======== 所给摘录 ========

这是 FaceNet 的Keras实现 FaceNet: A Unified Embedding for Face Recognition and Clustering.

FaceNet 主要差别:

  1. 输入图片尺寸 139 -> 224。
  2. 训练数据集 CelebA -> VGGFACE2。
  3. 标定模型 Dlib -> MTCNN.

软件兼容性

  • Python 3.5
  • Tensorflow 1.6.0
  • Keras 2.2.0

数据集

VGGFACE2 是一个大型的人脸数据集,有9,000多个人物身份和330多万张人脸图像。

image

按照 说明 下载 VGGFACE2 数据集 vggface2_train.tar.gz 和 vggface2_test.tar.gz 放入 data 目录。

模型结构

image

工作流程

处理单个输入图像的工作流程如下:

  1. 人脸检测:使用 Dlib 中预先训练的模型检测面部。

========

> 任务说明: 请把所给摘录中的这句话译成英文:"VGGFACE2 是一个大型的人脸数据集,有9,000多个人物身份和330多万张人脸图像。"

======== 数据摘录 ========

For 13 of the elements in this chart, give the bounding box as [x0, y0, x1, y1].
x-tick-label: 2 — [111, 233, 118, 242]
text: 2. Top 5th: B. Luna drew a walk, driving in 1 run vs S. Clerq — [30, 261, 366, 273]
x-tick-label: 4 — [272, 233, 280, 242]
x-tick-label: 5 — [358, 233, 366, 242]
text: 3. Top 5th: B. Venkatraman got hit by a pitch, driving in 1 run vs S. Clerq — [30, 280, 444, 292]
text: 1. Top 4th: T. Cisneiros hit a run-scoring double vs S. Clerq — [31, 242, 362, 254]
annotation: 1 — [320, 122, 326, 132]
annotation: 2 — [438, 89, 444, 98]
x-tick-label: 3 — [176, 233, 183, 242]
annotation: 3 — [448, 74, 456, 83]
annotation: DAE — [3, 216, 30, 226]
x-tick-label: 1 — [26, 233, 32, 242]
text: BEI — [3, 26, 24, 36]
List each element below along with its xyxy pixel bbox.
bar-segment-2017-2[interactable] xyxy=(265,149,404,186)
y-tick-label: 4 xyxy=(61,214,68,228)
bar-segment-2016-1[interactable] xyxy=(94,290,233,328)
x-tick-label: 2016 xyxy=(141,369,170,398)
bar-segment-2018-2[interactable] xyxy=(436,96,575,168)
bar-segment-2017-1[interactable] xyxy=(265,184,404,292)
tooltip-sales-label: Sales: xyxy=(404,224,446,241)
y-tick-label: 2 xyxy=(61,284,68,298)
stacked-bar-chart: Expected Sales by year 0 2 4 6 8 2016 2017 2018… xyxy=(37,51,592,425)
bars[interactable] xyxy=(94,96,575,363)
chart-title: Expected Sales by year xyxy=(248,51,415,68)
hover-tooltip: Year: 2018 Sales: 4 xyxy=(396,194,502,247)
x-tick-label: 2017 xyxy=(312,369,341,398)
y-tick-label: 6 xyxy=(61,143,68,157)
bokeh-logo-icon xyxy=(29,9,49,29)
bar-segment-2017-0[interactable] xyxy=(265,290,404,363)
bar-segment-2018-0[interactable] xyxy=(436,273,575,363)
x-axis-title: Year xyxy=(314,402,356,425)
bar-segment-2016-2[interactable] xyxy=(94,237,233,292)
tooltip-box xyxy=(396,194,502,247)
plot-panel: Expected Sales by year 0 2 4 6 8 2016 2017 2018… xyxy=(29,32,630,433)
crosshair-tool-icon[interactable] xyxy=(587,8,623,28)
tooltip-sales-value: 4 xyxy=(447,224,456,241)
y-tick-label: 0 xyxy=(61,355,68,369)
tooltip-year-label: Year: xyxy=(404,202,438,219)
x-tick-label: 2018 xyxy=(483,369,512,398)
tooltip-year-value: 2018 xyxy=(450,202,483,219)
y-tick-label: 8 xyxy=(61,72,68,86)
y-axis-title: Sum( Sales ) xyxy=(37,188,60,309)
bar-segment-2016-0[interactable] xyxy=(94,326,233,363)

========

> 回答: VGGFACE2 is a large-scale face dataset with more than 9,000 identities and over 3.3 million face images.